== SUPPLIED INFORMATION

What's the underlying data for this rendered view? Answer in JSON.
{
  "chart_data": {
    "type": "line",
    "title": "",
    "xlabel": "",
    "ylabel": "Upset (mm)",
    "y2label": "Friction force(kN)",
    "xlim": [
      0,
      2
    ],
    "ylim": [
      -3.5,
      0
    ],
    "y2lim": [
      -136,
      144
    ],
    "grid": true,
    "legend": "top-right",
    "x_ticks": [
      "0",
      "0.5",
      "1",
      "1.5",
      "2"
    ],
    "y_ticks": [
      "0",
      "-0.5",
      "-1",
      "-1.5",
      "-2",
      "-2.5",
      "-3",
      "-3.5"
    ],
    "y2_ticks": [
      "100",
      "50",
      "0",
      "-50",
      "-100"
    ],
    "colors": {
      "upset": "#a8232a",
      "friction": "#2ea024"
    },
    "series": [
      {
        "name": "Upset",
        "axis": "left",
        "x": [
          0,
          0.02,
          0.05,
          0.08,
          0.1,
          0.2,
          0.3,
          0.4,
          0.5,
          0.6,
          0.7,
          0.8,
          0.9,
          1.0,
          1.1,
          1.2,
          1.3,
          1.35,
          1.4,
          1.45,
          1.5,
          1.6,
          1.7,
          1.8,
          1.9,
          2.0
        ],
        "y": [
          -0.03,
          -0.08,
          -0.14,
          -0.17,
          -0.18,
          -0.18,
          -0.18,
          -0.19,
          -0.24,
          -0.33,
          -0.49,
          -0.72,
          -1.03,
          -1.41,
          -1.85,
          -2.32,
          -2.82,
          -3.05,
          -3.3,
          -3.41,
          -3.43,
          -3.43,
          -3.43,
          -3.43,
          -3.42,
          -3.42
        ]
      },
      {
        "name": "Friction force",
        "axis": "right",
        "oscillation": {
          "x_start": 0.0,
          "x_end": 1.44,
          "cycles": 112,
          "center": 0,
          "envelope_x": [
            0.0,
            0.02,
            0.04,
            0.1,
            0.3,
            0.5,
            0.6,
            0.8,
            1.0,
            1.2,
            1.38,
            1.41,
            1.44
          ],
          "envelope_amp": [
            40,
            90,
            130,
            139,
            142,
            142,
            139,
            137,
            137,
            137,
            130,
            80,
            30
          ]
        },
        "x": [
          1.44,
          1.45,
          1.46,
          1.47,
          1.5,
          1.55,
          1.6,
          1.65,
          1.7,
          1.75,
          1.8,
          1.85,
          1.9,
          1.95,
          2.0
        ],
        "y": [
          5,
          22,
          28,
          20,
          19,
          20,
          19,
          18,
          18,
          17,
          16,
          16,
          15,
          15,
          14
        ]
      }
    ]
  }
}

====

STATED TASK
Every entry should be output exactly as written, please.

ANSWER BELOW
What's the underlying data for this rendered view? Answer in JSON.
{
  "chart_data": {
    "type": "line",
    "title": "",
    "xlabel": "",
    "ylabel": "Upset (mm)",
    "y2label": "Friction force(kN)",
    "xlim": [
      0,
      2
    ],
    "ylim": [
      -3.5,
      0
    ],
    "y2lim": [
      -136,
      144
    ],
    "grid": true,
    "legend": "top-right",
    "x_ticks": [
      "0",
      "0.5",
      "1",
      "1.5",
      "2"
    ],
    "y_ticks": [
      "0",
      "-0.5",
      "-1",
      "-1.5",
      "-2",
      "-2.5",
      "-3",
      "-3.5"
    ],
    "y2_ticks": [
      "100",
      "50",
      "0",
      "-50",
      "-100"
    ],
    "colors": {
      "upset": "#a8232a",
      "friction": "#2ea024"
    },
    "series": [
      {
        "name": "Upset",
        "axis": "left",
        "x": [
          0,
          0.02,
          0.05,
          0.08,
          0.1,
          0.2,
          0.3,
          0.4,
          0.5,
          0.6,
          0.7,
          0.8,
          0.9,
          1.0,
          1.1,
          1.2,
          1.3,
          1.35,
          1.4,
          1.45,
          1.5,
          1.6,
          1.7,
          1.8,
          1.9,
          2.0
        ],
        "y": [
          -0.03,
          -0.08,
          -0.14,
          -0.17,
          -0.18,
          -0.18,
          -0.18,
          -0.19,
          -0.24,
          -0.33,
          -0.49,
          -0.72,
          -1.03,
          -1.41,
          -1.85,
          -2.32,
          -2.82,
          -3.05,
          -3.3,
          -3.41,
          -3.43,
          -3.43,
          -3.43,
          -3.43,
          -3.42,
          -3.42
        ]
      },
      {
        "name": "Friction force",
        "axis": "right",
        "oscillation": {
          "x_start": 0.0,
          "x_end": 1.44,
          "cycles": 112,
          "center": 0,
          "envelope_x": [
            0.0,
            0.02,
            0.04,
            0.1,
            0.3,
            0.5,
            0.6,
            0.8,
            1.0,
            1.2,
            1.38,
            1.41,
            1.44
          ],
          "envelope_amp": [
            40,
            90,
            130,
            139,
            142,
            142,
            139,
            137,
            137,
            137,
            130,
            80,
            30
          ]
        },
        "x": [
          1.44,
          1.45,
          1.46,
          1.47,
          1.5,
          1.55,
          1.6,
          1.65,
          1.7,
          1.75,
          1.8,
          1.85,
          1.9,
          1.95,
          2.0
        ],
        "y": [
          5,
          22,
          28,
          20,
          19,
          20,
          19,
          18,
          18,
          17,
          16,
          16,
          15,
          15,
          14
        ]
      }
    ]
  }
}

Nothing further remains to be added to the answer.